▶ [DIRECTION]
State how many lines in the listing below include the word "были", and add nothing besides the number.

▶ [DATA RECORDS]

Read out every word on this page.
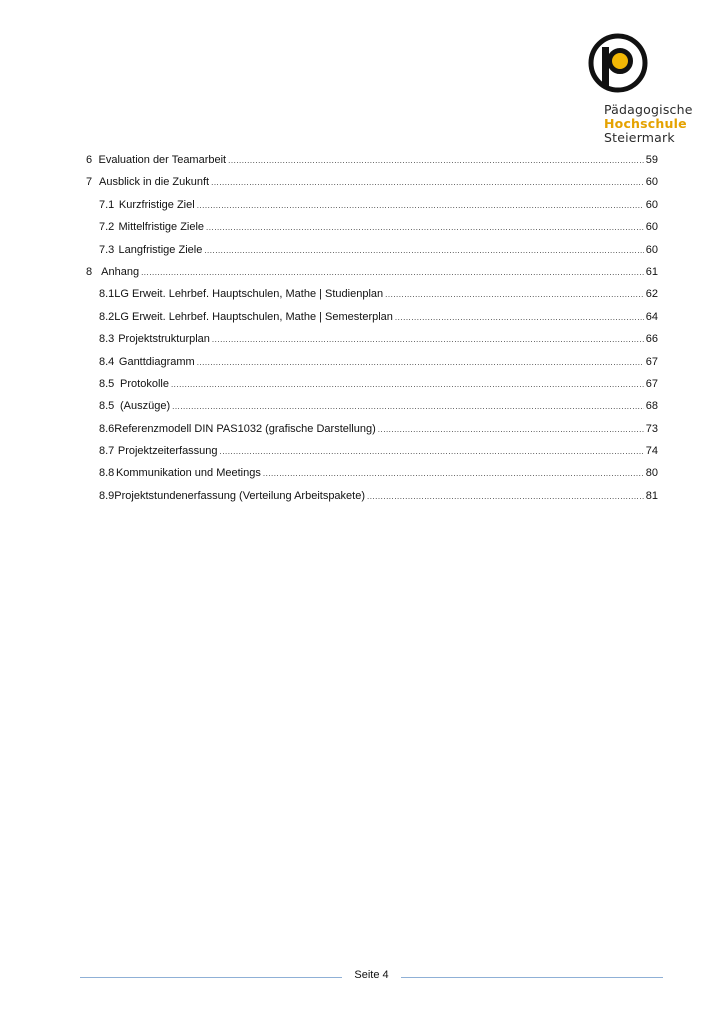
Pädagogische
Hochschule
Steiermark
6 Evaluation der Teamarbeit .....	59
7 Ausblick in die Zukunft .....	60
7.1 Kurzfristige Ziel .....	60
7.2 Mittelfristige Ziele .....	60
7.3 Langfristige Ziele .....	60
8 Anhang .....	61
8.1 LG Erweit. Lehrbef. Hauptschulen, Mathe | Studienplan .....	62
8.2 LG Erweit. Lehrbef. Hauptschulen, Mathe | Semesterplan .....	64
8.3 Projektstrukturplan .....	66
8.4 Ganttdiagramm .....	67
8.5 Protokolle .....	67
8.5 (Auszüge) .....	68
8.6 Referenzmodell DIN PAS1032 (grafische Darstellung) .....	73
8.7 Projektzeiterfassung .....	74
8.8 Kommunikation und Meetings .....	80
8.9 Projektstundenerfassung (Verteilung Arbeitspakete) .....	81
Seite 4
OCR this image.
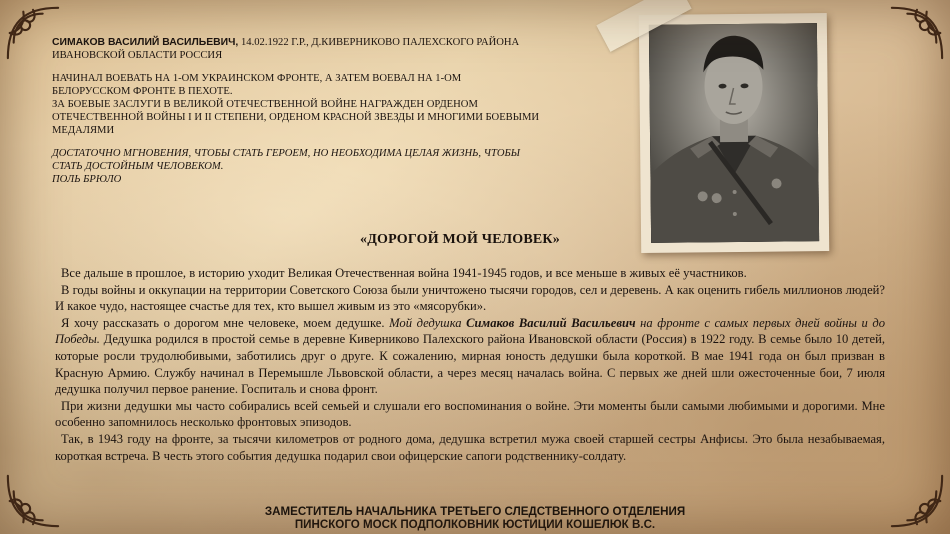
СИМАКОВ ВАСИЛИЙ ВАСИЛЬЕВИЧ, 14.02.1922 Г.Р., Д.КИВЕРНИКОВО ПАЛЕХСКОГО РАЙОНА ИВАНОВСКОЙ ОБЛАСТИ РОССИЯ

НАЧИНАЛ ВОЕВАТЬ НА 1-ОМ УКРАИНСКОМ ФРОНТЕ, А ЗАТЕМ ВОЕВАЛ НА 1-ОМ БЕЛОРУССКОМ ФРОНТЕ В ПЕХОТЕ.
ЗА БОЕВЫЕ ЗАСЛУГИ В ВЕЛИКОЙ ОТЕЧЕСТВЕННОЙ ВОЙНЕ НАГРАЖДЕН ОРДЕНОМ ОТЕЧЕСТВЕННОЙ ВОЙНЫ I И II СТЕПЕНИ, ОРДЕНОМ КРАСНОЙ ЗВЕЗДЫ И МНОГИМИ БОЕВЫМИ МЕДАЛЯМИ

ДОСТАТОЧНО МГНОВЕНИЯ, ЧТОБЫ СТАТЬ ГЕРОЕМ, НО НЕОБХОДИМА ЦЕЛАЯ ЖИЗНЬ, ЧТОБЫ СТАТЬ ДОСТОЙНЫМ ЧЕЛОВЕКОМ.
ПОЛЬ БРЮЛО

«ДОРОГОЙ МОЙ ЧЕЛОВЕК»

Все дальше в прошлое, в историю уходит Великая Отечественная война 1941-1945 годов, и все меньше в живых её участников.

В годы войны и оккупации на территории Советского Союза были уничтожено тысячи городов, сел и деревень. А как оценить гибель миллионов людей? И какое чудо, настоящее счастье для тех, кто вышел живым из это «мясорубки».

Я хочу рассказать о дорогом мне человеке, моем дедушке. Мой дедушка Симаков Василий Васильевич на фронте с самых первых дней войны и до Победы. Дедушка родился в простой семье в деревне Киверниково Палехского района Ивановской области (Россия) в 1922 году. В семье было 10 детей, которые росли трудолюбивыми, заботились друг о друге. К сожалению, мирная юность дедушки была короткой. В мае 1941 года он был призван в Красную Армию. Службу начинал в Перемышле Львовской области, а через месяц началась война. С первых же дней шли ожесточенные бои, 7 июля дедушка получил первое ранение. Госпиталь и снова фронт.

При жизни дедушки мы часто собирались всей семьей и слушали его воспоминания о войне. Эти моменты были самыми любимыми и дорогими. Мне особенно запомнилось несколько фронтовых эпизодов.

Так, в 1943 году на фронте, за тысячи километров от родного дома, дедушка встретил мужа своей старшей сестры Анфисы. Это была незабываемая, короткая встреча. В честь этого события дедушка подарил свои офицерские сапоги родственнику-солдату.

ЗАМЕСТИТЕЛЬ НАЧАЛЬНИКА ТРЕТЬЕГО СЛЕДСТВЕННОГО ОТДЕЛЕНИЯ
ПИНСКОГО МОСК ПОДПОЛКОВНИК ЮСТИЦИИ КОШЕЛЮК В.С.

▶ [TASK RESPONSE]
2